»»

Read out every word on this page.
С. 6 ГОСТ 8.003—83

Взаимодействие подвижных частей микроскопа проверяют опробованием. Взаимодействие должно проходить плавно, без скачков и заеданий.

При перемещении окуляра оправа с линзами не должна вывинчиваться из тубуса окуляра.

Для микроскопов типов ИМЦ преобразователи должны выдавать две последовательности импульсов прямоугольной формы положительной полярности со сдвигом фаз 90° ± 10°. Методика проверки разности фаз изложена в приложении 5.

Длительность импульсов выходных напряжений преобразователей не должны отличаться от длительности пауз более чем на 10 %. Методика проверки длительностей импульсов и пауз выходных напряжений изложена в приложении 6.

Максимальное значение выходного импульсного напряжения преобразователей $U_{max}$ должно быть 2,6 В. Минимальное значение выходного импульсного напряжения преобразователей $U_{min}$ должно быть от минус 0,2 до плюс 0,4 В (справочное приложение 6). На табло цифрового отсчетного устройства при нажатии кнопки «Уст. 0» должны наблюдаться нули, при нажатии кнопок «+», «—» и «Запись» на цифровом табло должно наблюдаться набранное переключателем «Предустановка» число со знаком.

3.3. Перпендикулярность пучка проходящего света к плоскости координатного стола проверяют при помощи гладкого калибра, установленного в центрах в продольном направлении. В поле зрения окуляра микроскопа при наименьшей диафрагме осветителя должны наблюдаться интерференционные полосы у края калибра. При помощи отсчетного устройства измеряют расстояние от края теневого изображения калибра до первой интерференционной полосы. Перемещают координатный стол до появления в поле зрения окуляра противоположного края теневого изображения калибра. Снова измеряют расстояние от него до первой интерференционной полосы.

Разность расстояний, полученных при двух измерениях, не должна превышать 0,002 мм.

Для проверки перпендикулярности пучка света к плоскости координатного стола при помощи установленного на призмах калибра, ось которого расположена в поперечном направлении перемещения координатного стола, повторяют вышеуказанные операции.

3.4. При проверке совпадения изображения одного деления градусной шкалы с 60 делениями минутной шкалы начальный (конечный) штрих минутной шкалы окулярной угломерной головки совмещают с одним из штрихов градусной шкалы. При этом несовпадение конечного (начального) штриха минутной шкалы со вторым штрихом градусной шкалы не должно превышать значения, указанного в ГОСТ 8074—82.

««

WHAT TO PRODUCE
Please restate the whole listing word for word.

RESULT FOR THIS EXERCISE
Read out every word on this page.
С. 6 ГОСТ 8.003—83

Взаимодействие подвижных частей микроскопа проверяют опробованием. Взаимодействие должно проходить плавно, без скачков и заеданий.

При перемещении окуляра оправа с линзами не должна вывинчиваться из тубуса окуляра.

Для микроскопов типов ИМЦ преобразователи должны выдавать две последовательности импульсов прямоугольной формы положительной полярности со сдвигом фаз 90° ± 10°. Методика проверки разности фаз изложена в приложении 5.

Длительность импульсов выходных напряжений преобразователей не должны отличаться от длительности пауз более чем на 10 %. Методика проверки длительностей импульсов и пауз выходных напряжений изложена в приложении 6.

Максимальное значение выходного импульсного напряжения преобразователей $U_{max}$ должно быть 2,6 В. Минимальное значение выходного импульсного напряжения преобразователей $U_{min}$ должно быть от минус 0,2 до плюс 0,4 В (справочное приложение 6). На табло цифрового отсчетного устройства при нажатии кнопки «Уст. 0» должны наблюдаться нули, при нажатии кнопок «+», «—» и «Запись» на цифровом табло должно наблюдаться набранное переключателем «Предустановка» число со знаком.

3.3. Перпендикулярность пучка проходящего света к плоскости координатного стола проверяют при помощи гладкого калибра, установленного в центрах в продольном направлении. В поле зрения окуляра микроскопа при наименьшей диафрагме осветителя должны наблюдаться интерференционные полосы у края калибра. При помощи отсчетного устройства измеряют расстояние от края теневого изображения калибра до первой интерференционной полосы. Перемещают координатный стол до появления в поле зрения окуляра противоположного края теневого изображения калибра. Снова измеряют расстояние от него до первой интерференционной полосы.

Разность расстояний, полученных при двух измерениях, не должна превышать 0,002 мм.

Для проверки перпендикулярности пучка света к плоскости координатного стола при помощи установленного на призмах калибра, ось которого расположена в поперечном направлении перемещения координатного стола, повторяют вышеуказанные операции.

3.4. При проверке совпадения изображения одного деления градусной шкалы с 60 делениями минутной шкалы начальный (конечный) штрих минутной шкалы окулярной угломерной головки совмещают с одним из штрихов градусной шкалы. При этом несовпадение конечного (начального) штриха минутной шкалы со вторым штрихом градусной шкалы не должно превышать значения, указанного в ГОСТ 8074—82.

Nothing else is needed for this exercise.